═════ Data ═════

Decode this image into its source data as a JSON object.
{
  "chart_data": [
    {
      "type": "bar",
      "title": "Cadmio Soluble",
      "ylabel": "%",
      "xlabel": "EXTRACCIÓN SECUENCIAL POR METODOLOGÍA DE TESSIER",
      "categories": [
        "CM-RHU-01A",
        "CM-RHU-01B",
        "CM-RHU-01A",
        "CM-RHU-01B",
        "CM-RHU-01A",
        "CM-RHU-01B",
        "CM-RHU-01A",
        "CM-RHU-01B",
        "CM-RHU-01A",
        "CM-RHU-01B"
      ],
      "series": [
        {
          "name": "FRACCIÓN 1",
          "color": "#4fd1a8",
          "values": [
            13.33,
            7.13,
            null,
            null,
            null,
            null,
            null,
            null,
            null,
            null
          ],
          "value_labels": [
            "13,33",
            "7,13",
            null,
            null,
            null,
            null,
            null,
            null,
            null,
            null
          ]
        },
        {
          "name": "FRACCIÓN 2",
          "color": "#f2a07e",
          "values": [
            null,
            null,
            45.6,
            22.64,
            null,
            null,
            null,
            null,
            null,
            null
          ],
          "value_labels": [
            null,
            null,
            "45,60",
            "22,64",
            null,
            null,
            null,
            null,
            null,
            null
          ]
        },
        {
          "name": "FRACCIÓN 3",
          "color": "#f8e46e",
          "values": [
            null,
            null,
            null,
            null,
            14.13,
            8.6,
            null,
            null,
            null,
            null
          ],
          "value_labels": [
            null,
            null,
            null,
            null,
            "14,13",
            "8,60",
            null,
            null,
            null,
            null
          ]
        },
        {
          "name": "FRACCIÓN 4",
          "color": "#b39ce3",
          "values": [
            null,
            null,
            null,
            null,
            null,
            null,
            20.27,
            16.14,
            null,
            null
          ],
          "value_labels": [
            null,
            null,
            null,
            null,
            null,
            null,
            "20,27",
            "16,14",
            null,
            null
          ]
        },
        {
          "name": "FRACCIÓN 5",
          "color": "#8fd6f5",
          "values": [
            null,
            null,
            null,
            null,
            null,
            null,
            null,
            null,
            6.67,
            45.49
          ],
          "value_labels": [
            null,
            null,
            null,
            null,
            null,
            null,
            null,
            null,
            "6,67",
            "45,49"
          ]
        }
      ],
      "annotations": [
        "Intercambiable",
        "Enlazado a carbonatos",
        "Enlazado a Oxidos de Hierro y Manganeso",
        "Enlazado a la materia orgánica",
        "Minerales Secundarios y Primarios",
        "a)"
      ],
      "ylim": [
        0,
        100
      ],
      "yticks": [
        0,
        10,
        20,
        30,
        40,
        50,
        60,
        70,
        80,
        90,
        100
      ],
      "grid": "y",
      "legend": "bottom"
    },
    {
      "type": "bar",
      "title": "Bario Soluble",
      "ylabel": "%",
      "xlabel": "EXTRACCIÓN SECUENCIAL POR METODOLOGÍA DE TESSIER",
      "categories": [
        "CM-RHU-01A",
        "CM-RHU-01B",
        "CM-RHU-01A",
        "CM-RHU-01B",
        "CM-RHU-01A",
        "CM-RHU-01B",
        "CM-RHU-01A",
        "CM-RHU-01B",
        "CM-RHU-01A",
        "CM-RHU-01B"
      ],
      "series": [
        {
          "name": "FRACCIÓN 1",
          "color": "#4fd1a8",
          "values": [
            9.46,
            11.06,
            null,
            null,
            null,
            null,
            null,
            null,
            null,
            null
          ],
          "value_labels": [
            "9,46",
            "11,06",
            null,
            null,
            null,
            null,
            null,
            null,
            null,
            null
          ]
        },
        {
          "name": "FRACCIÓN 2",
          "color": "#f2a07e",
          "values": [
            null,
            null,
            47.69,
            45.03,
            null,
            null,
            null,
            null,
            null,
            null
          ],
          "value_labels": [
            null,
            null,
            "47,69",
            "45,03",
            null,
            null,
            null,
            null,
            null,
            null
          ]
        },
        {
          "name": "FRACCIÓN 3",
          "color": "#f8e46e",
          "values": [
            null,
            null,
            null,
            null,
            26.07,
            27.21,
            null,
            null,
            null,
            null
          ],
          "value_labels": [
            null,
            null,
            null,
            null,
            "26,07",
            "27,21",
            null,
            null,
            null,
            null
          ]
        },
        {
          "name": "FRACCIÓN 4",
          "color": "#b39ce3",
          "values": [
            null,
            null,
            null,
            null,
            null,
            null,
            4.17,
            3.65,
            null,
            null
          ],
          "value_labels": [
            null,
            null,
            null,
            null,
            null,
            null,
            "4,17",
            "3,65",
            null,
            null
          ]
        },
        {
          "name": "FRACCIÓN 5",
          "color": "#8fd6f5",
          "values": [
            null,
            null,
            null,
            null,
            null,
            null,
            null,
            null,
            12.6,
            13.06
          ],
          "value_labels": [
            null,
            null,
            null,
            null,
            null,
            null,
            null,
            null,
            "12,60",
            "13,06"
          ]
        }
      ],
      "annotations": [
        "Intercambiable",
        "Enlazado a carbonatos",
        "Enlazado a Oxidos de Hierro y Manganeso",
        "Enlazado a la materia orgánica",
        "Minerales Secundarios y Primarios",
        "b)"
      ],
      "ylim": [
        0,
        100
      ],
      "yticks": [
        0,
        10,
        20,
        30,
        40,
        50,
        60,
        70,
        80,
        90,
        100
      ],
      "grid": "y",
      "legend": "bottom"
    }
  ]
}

═════

▶ [Exercise details]: Your task is to transcribe the material exactly.

▶ [Expected answer]:
Decode this image into its source data as a JSON object.
{
  "chart_data": [
    {
      "type": "bar",
      "title": "Cadmio Soluble",
      "ylabel": "%",
      "xlabel": "EXTRACCIÓN SECUENCIAL POR METODOLOGÍA DE TESSIER",
      "categories": [
        "CM-RHU-01A",
        "CM-RHU-01B",
        "CM-RHU-01A",
        "CM-RHU-01B",
        "CM-RHU-01A",
        "CM-RHU-01B",
        "CM-RHU-01A",
        "CM-RHU-01B",
        "CM-RHU-01A",
        "CM-RHU-01B"
      ],
      "series": [
        {
          "name": "FRACCIÓN 1",
          "color": "#4fd1a8",
          "values": [
            13.33,
            7.13,
            null,
            null,
            null,
            null,
            null,
            null,
            null,
            null
          ],
          "value_labels": [
            "13,33",
            "7,13",
            null,
            null,
            null,
            null,
            null,
            null,
            null,
            null
          ]
        },
        {
          "name": "FRACCIÓN 2",
          "color": "#f2a07e",
          "values": [
            null,
            null,
            45.6,
            22.64,
            null,
            null,
            null,
            null,
            null,
            null
          ],
          "value_labels": [
            null,
            null,
            "45,60",
            "22,64",
            null,
            null,
            null,
            null,
            null,
            null
          ]
        },
        {
          "name": "FRACCIÓN 3",
          "color": "#f8e46e",
          "values": [
            null,
            null,
            null,
            null,
            14.13,
            8.6,
            null,
            null,
            null,
            null
          ],
          "value_labels": [
            null,
            null,
            null,
            null,
            "14,13",
            "8,60",
            null,
            null,
            null,
            null
          ]
        },
        {
          "name": "FRACCIÓN 4",
          "color": "#b39ce3",
          "values": [
            null,
            null,
            null,
            null,
            null,
            null,
            20.27,
            16.14,
            null,
            null
          ],
          "value_labels": [
            null,
            null,
            null,
            null,
            null,
            null,
            "20,27",
            "16,14",
            null,
            null
          ]
        },
        {
          "name": "FRACCIÓN 5",
          "color": "#8fd6f5",
          "values": [
            null,
            null,
            null,
            null,
            null,
            null,
            null,
            null,
            6.67,
            45.49
          ],
          "value_labels": [
            null,
            null,
            null,
            null,
            null,
            null,
            null,
            null,
            "6,67",
            "45,49"
          ]
        }
      ],
      "annotations": [
        "Intercambiable",
        "Enlazado a carbonatos",
        "Enlazado a Oxidos de Hierro y Manganeso",
        "Enlazado a la materia orgánica",
        "Minerales Secundarios y Primarios",
        "a)"
      ],
      "ylim": [
        0,
        100
      ],
      "yticks": [
        0,
        10,
        20,
        30,
        40,
        50,
        60,
        70,
        80,
        90,
        100
      ],
      "grid": "y",
      "legend": "bottom"
    },
    {
      "type": "bar",
      "title": "Bario Soluble",
      "ylabel": "%",
      "xlabel": "EXTRACCIÓN SECUENCIAL POR METODOLOGÍA DE TESSIER",
      "categories": [
        "CM-RHU-01A",
        "CM-RHU-01B",
        "CM-RHU-01A",
        "CM-RHU-01B",
        "CM-RHU-01A",
        "CM-RHU-01B",
        "CM-RHU-01A",
        "CM-RHU-01B",
        "CM-RHU-01A",
        "CM-RHU-01B"
      ],
      "series": [
        {
          "name": "FRACCIÓN 1",
          "color": "#4fd1a8",
          "values": [
            9.46,
            11.06,
            null,
            null,
            null,
            null,
            null,
            null,
            null,
            null
          ],
          "value_labels": [
            "9,46",
            "11,06",
            null,
            null,
            null,
            null,
            null,
            null,
            null,
            null
          ]
        },
        {
          "name": "FRACCIÓN 2",
          "color": "#f2a07e",
          "values": [
            null,
            null,
            47.69,
            45.03,
            null,
            null,
            null,
            null,
            null,
            null
          ],
          "value_labels": [
            null,
            null,
            "47,69",
            "45,03",
            null,
            null,
            null,
            null,
            null,
            null
          ]
        },
        {
          "name": "FRACCIÓN 3",
          "color": "#f8e46e",
          "values": [
            null,
            null,
            null,
            null,
            26.07,
            27.21,
            null,
            null,
            null,
            null
          ],
          "value_labels": [
            null,
            null,
            null,
            null,
            "26,07",
            "27,21",
            null,
            null,
            null,
            null
          ]
        },
        {
          "name": "FRACCIÓN 4",
          "color": "#b39ce3",
          "values": [
            null,
            null,
            null,
            null,
            null,
            null,
            4.17,
            3.65,
            null,
            null
          ],
          "value_labels": [
            null,
            null,
            null,
            null,
            null,
            null,
            "4,17",
            "3,65",
            null,
            null
          ]
        },
        {
          "name": "FRACCIÓN 5",
          "color": "#8fd6f5",
          "values": [
            null,
            null,
            null,
            null,
            null,
            null,
            null,
            null,
            12.6,
            13.06
          ],
          "value_labels": [
            null,
            null,
            null,
            null,
            null,
            null,
            null,
            null,
            "12,60",
            "13,06"
          ]
        }
      ],
      "annotations": [
        "Intercambiable",
        "Enlazado a carbonatos",
        "Enlazado a Oxidos de Hierro y Manganeso",
        "Enlazado a la materia orgánica",
        "Minerales Secundarios y Primarios",
        "b)"
      ],
      "ylim": [
        0,
        100
      ],
      "yticks": [
        0,
        10,
        20,
        30,
        40,
        50,
        60,
        70,
        80,
        90,
        100
      ],
      "grid": "y",
      "legend": "bottom"
    }
  ]
}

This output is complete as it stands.